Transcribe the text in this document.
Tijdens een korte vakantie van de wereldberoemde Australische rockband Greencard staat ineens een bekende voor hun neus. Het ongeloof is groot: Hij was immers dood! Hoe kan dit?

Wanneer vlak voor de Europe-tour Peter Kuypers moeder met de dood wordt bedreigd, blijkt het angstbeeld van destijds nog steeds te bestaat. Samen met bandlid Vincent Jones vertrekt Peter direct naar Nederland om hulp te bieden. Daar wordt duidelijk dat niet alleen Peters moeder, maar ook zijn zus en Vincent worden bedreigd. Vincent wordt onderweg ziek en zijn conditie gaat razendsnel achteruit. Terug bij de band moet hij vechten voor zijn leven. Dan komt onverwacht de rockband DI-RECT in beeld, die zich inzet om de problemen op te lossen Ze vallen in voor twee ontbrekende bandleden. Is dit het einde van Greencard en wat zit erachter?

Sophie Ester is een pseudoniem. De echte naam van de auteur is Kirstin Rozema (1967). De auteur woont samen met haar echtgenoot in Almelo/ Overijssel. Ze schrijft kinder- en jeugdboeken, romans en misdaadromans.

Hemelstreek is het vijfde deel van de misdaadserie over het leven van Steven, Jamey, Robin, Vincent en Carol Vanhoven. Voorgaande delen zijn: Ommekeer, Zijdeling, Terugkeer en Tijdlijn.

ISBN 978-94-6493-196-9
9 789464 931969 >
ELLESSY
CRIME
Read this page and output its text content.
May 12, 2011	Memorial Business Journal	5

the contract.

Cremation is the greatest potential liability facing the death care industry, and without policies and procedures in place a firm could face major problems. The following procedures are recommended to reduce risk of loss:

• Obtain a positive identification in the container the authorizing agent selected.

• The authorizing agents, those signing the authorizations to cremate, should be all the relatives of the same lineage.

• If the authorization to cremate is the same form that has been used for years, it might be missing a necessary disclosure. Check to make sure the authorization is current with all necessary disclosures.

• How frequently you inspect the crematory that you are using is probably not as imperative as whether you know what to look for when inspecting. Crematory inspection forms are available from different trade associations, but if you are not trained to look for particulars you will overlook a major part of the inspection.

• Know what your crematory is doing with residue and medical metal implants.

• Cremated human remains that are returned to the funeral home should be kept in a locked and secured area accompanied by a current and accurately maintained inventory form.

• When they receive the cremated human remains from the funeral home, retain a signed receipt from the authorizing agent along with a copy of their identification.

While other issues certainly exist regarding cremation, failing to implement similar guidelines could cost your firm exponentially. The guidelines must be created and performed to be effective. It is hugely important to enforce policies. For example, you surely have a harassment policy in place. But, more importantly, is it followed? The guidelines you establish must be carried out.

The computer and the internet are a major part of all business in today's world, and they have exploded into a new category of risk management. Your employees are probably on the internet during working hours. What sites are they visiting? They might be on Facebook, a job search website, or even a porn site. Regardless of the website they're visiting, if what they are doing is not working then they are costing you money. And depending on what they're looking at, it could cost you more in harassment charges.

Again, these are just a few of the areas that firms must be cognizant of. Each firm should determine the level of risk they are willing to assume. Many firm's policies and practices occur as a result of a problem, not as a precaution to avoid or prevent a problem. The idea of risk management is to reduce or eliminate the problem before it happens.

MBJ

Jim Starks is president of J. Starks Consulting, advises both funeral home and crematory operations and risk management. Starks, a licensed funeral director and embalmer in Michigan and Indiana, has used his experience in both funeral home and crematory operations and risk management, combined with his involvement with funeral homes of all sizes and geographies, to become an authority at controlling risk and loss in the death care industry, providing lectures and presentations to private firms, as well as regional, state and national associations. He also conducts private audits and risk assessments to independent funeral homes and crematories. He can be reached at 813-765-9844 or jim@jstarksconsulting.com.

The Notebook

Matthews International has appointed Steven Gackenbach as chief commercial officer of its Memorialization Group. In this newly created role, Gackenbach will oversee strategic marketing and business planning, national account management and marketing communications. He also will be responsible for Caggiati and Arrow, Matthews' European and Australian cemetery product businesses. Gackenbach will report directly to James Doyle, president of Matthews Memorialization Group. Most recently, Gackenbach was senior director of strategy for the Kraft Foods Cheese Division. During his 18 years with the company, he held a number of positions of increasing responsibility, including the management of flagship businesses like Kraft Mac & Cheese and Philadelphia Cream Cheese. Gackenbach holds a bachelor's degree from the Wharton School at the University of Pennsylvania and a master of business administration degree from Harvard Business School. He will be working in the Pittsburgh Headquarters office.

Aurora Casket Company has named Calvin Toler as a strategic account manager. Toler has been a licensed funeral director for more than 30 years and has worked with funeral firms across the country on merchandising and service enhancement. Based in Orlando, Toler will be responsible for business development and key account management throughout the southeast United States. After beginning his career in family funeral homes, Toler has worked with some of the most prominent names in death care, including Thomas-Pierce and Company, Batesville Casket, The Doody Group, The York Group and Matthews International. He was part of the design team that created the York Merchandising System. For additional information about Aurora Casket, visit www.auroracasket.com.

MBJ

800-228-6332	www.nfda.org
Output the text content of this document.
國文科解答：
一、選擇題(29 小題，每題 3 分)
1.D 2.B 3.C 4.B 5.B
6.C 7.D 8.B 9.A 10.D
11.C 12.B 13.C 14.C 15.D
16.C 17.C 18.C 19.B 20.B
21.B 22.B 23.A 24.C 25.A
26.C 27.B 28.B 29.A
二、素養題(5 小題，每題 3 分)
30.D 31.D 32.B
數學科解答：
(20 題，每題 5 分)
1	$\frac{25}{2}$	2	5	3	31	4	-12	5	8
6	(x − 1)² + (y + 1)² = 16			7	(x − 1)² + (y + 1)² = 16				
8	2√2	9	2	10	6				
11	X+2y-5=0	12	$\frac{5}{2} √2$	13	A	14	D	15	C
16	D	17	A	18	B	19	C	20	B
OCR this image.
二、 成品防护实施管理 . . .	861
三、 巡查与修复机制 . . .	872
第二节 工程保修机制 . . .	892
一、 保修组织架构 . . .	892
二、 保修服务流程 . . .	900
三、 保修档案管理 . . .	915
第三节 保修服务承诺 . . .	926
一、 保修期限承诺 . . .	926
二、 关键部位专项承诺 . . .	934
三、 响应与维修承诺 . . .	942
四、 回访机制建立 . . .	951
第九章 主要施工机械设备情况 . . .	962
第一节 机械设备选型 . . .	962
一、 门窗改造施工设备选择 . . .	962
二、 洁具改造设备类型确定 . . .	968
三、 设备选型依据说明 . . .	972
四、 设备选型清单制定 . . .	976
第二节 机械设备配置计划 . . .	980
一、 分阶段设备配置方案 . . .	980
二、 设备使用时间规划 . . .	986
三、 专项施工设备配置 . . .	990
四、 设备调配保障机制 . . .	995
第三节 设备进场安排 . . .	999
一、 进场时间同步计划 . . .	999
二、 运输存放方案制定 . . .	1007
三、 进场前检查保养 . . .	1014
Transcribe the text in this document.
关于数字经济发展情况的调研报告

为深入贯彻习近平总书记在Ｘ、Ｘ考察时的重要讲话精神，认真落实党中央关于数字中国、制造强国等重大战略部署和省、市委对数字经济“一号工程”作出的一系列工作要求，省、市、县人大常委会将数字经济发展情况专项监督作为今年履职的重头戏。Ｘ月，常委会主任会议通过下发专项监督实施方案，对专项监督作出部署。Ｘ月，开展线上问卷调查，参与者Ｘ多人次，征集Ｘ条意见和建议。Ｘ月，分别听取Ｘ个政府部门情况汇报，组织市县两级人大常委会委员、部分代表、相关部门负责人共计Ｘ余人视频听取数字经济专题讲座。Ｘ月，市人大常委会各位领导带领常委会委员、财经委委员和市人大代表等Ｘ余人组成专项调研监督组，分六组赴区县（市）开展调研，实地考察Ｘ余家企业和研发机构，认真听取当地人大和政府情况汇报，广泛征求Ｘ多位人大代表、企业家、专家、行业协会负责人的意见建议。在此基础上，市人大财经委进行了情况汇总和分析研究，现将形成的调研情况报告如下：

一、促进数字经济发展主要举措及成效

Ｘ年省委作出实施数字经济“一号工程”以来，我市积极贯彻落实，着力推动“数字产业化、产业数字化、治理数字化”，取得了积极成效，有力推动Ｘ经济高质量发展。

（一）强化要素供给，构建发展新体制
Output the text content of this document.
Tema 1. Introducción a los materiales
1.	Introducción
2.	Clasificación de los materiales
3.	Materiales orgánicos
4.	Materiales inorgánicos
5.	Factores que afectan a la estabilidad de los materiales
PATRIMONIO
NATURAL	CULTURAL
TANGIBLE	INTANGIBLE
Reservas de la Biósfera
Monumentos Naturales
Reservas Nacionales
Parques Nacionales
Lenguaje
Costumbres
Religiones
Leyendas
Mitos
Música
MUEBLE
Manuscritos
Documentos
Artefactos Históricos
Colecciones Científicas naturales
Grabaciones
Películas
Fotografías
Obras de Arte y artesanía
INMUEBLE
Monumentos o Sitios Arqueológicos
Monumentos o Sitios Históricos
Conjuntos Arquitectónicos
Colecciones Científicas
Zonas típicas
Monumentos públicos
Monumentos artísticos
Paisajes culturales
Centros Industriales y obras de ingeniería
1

WRITTEN TASK —
Scan the records for the string "一号工程". Copy each line in which it appears.

SOLUTION TO THIS PROBLEM —
为深入贯彻习近平总书记在Ｘ、Ｘ考察时的重要讲话精神，认真落实党中央关于数字中国、制造强国等重大战略部署和省、市委对数字经济“一号工程”作出的一系列工作要求，省、市、县人大常委会将数字经济发展情况专项监督作为今年履职的重头戏。Ｘ月，常委会主任会议通过下发专项监督实施方案，对专项监督作出部署。Ｘ月，开展线上问卷调查，参与者Ｘ多人次，征集Ｘ条意见和建议。Ｘ月，分别听取Ｘ个政府部门情况汇报，组织市县两级人大常委会委员、部分代表、相关部门负责人共计Ｘ余人视频听取数字经济专题讲座。Ｘ月，市人大常委会各位领导带领常委会委员、财经委委员和市人大代表等Ｘ余人组成专项调研监督组，分六组赴区县（市）开展调研，实地考察Ｘ余家企业和研发机构，认真听取当地人大和政府情况汇报，广泛征求Ｘ多位人大代表、企业家、专家、行业协会负责人的意见建议。在此基础上，市人大财经委进行了情况汇总和分析研究，现将形成的调研情况报告如下：
Ｘ年省委作出实施数字经济“一号工程”以来，我市积极贯彻落实，着力推动“数字产业化、产业数字化、治理数字化”，取得了积极成效，有力推动Ｘ经济高质量发展。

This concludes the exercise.